## Begin Data for processing

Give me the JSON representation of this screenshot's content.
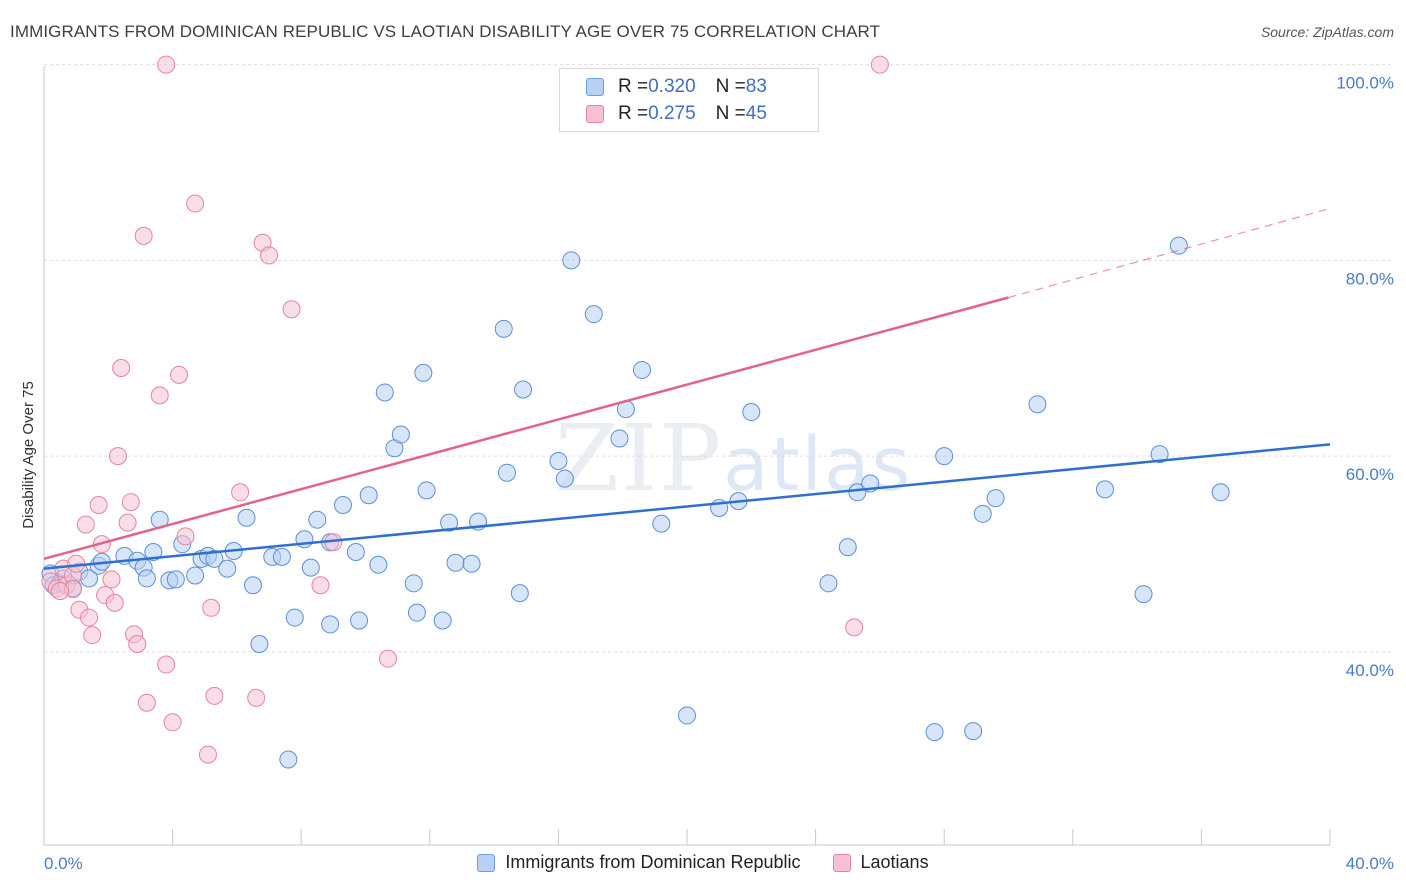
{
  "title": "IMMIGRANTS FROM DOMINICAN REPUBLIC VS LAOTIAN DISABILITY AGE OVER 75 CORRELATION CHART",
  "source": "Source: ZipAtlas.com",
  "watermark": {
    "zip": "ZIP",
    "atlas": "atlas"
  },
  "legend": {
    "rows": [
      {
        "r_label": "R = ",
        "r_value": "0.320",
        "n_label": "N = ",
        "n_value": "83",
        "color": "#6f9de0",
        "fill": "#b7d0f3"
      },
      {
        "r_label": "R = ",
        "r_value": "0.275",
        "n_label": "N = ",
        "n_value": "45",
        "color": "#e8839f",
        "fill": "#f6c2d2"
      }
    ]
  },
  "chart_data": {
    "type": "scatter",
    "title": "IMMIGRANTS FROM DOMINICAN REPUBLIC VS LAOTIAN DISABILITY AGE OVER 75 CORRELATION CHART",
    "xlabel": "",
    "ylabel": "Disability Age Over 75",
    "xlim": [
      0,
      40
    ],
    "ylim": [
      22,
      102
    ],
    "x_tick_labels": [
      "0.0%",
      "40.0%"
    ],
    "y_ticks": [
      40,
      60,
      80,
      100
    ],
    "y_tick_labels": [
      "40.0%",
      "60.0%",
      "80.0%",
      "100.0%"
    ],
    "grid": true,
    "legend_position": "top-center",
    "series": [
      {
        "name": "Immigrants from Dominican Republic",
        "color": "#5b8fdc",
        "fill": "#b7d0f3",
        "trend": {
          "x": [
            0,
            40
          ],
          "y": [
            48.5,
            61.2
          ],
          "color": "#2f6fcf"
        },
        "points": [
          [
            0.2,
            48.0
          ],
          [
            0.3,
            46.8
          ],
          [
            0.5,
            47.0
          ],
          [
            0.6,
            47.5
          ],
          [
            0.9,
            46.5
          ],
          [
            1.1,
            48.2
          ],
          [
            1.4,
            47.5
          ],
          [
            1.7,
            48.8
          ],
          [
            1.8,
            49.2
          ],
          [
            2.5,
            49.8
          ],
          [
            2.9,
            49.3
          ],
          [
            3.1,
            48.6
          ],
          [
            3.2,
            47.5
          ],
          [
            3.4,
            50.2
          ],
          [
            3.6,
            53.5
          ],
          [
            3.9,
            47.3
          ],
          [
            4.1,
            47.4
          ],
          [
            4.3,
            51.0
          ],
          [
            4.7,
            47.8
          ],
          [
            4.9,
            49.5
          ],
          [
            5.1,
            49.8
          ],
          [
            5.3,
            49.5
          ],
          [
            5.7,
            48.5
          ],
          [
            5.9,
            50.3
          ],
          [
            6.3,
            53.7
          ],
          [
            6.5,
            46.8
          ],
          [
            6.7,
            40.8
          ],
          [
            7.1,
            49.7
          ],
          [
            7.4,
            49.7
          ],
          [
            7.6,
            29.0
          ],
          [
            7.8,
            43.5
          ],
          [
            8.1,
            51.5
          ],
          [
            8.3,
            48.6
          ],
          [
            8.5,
            53.5
          ],
          [
            8.9,
            51.2
          ],
          [
            8.9,
            42.8
          ],
          [
            9.3,
            55.0
          ],
          [
            9.7,
            50.2
          ],
          [
            9.8,
            43.2
          ],
          [
            10.1,
            56.0
          ],
          [
            10.4,
            48.9
          ],
          [
            10.6,
            66.5
          ],
          [
            10.9,
            60.8
          ],
          [
            11.1,
            62.2
          ],
          [
            11.5,
            47.0
          ],
          [
            11.6,
            44.0
          ],
          [
            11.8,
            68.5
          ],
          [
            11.9,
            56.5
          ],
          [
            12.4,
            43.2
          ],
          [
            12.6,
            53.2
          ],
          [
            12.8,
            49.1
          ],
          [
            13.3,
            49.0
          ],
          [
            13.5,
            53.3
          ],
          [
            14.3,
            73.0
          ],
          [
            14.4,
            58.3
          ],
          [
            14.8,
            46.0
          ],
          [
            14.9,
            66.8
          ],
          [
            16.0,
            59.5
          ],
          [
            16.2,
            57.7
          ],
          [
            16.4,
            80.0
          ],
          [
            17.1,
            74.5
          ],
          [
            17.9,
            61.8
          ],
          [
            18.1,
            64.8
          ],
          [
            18.6,
            68.8
          ],
          [
            19.2,
            53.1
          ],
          [
            20.0,
            33.5
          ],
          [
            21.0,
            54.7
          ],
          [
            21.6,
            55.4
          ],
          [
            22.0,
            64.5
          ],
          [
            24.4,
            47.0
          ],
          [
            25.0,
            50.7
          ],
          [
            25.3,
            56.3
          ],
          [
            25.7,
            57.2
          ],
          [
            27.7,
            31.8
          ],
          [
            28.0,
            60.0
          ],
          [
            28.9,
            31.9
          ],
          [
            29.2,
            54.1
          ],
          [
            29.6,
            55.7
          ],
          [
            30.9,
            65.3
          ],
          [
            33.0,
            56.6
          ],
          [
            34.2,
            45.9
          ],
          [
            34.7,
            60.2
          ],
          [
            35.3,
            81.5
          ],
          [
            36.6,
            56.3
          ]
        ]
      },
      {
        "name": "Laotians",
        "color": "#e8839f",
        "fill": "#f6c2d2",
        "trend": {
          "x": [
            0,
            30
          ],
          "y": [
            49.5,
            76.2
          ],
          "color": "#e0648c",
          "dash_to": [
            40,
            85.3
          ]
        },
        "points": [
          [
            0.2,
            47.2
          ],
          [
            0.4,
            46.5
          ],
          [
            0.6,
            48.5
          ],
          [
            0.7,
            46.8
          ],
          [
            0.9,
            47.8
          ],
          [
            1.0,
            49.0
          ],
          [
            1.1,
            44.3
          ],
          [
            1.3,
            53.0
          ],
          [
            1.4,
            43.5
          ],
          [
            1.5,
            41.7
          ],
          [
            1.7,
            55.0
          ],
          [
            1.8,
            51.0
          ],
          [
            1.9,
            45.8
          ],
          [
            2.1,
            47.4
          ],
          [
            2.2,
            45.0
          ],
          [
            2.3,
            60.0
          ],
          [
            2.4,
            69.0
          ],
          [
            2.6,
            53.2
          ],
          [
            2.7,
            55.3
          ],
          [
            2.8,
            41.8
          ],
          [
            2.9,
            40.8
          ],
          [
            3.1,
            82.5
          ],
          [
            3.2,
            34.8
          ],
          [
            3.6,
            66.2
          ],
          [
            3.8,
            38.7
          ],
          [
            3.8,
            100.0
          ],
          [
            4.0,
            32.8
          ],
          [
            4.2,
            68.3
          ],
          [
            4.4,
            51.8
          ],
          [
            4.7,
            85.8
          ],
          [
            5.1,
            29.5
          ],
          [
            5.2,
            44.5
          ],
          [
            5.3,
            35.5
          ],
          [
            6.1,
            56.3
          ],
          [
            6.6,
            35.3
          ],
          [
            6.8,
            81.8
          ],
          [
            7.0,
            80.5
          ],
          [
            7.7,
            75.0
          ],
          [
            8.6,
            46.8
          ],
          [
            9.0,
            51.2
          ],
          [
            10.7,
            39.3
          ],
          [
            25.2,
            42.5
          ],
          [
            26.0,
            100.0
          ],
          [
            0.9,
            46.4
          ],
          [
            0.5,
            46.2
          ]
        ]
      }
    ]
  },
  "bottom_legend": [
    {
      "label": "Immigrants from Dominican Republic",
      "color": "#6f9de0",
      "fill": "#b7d0f3"
    },
    {
      "label": "Laotians",
      "color": "#e8839f",
      "fill": "#f6c2d2"
    }
  ]
}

## End Data for processing

= Aim =
Every line holding "CORRELATION" should be copied out.

= Final answer =
  "title": "IMMIGRANTS FROM DOMINICAN REPUBLIC VS LAOTIAN DISABILITY AGE OVER 75 CORRELATION CHART",
    "title": "IMMIGRANTS FROM DOMINICAN REPUBLIC VS LAOTIAN DISABILITY AGE OVER 75 CORRELATION CHART",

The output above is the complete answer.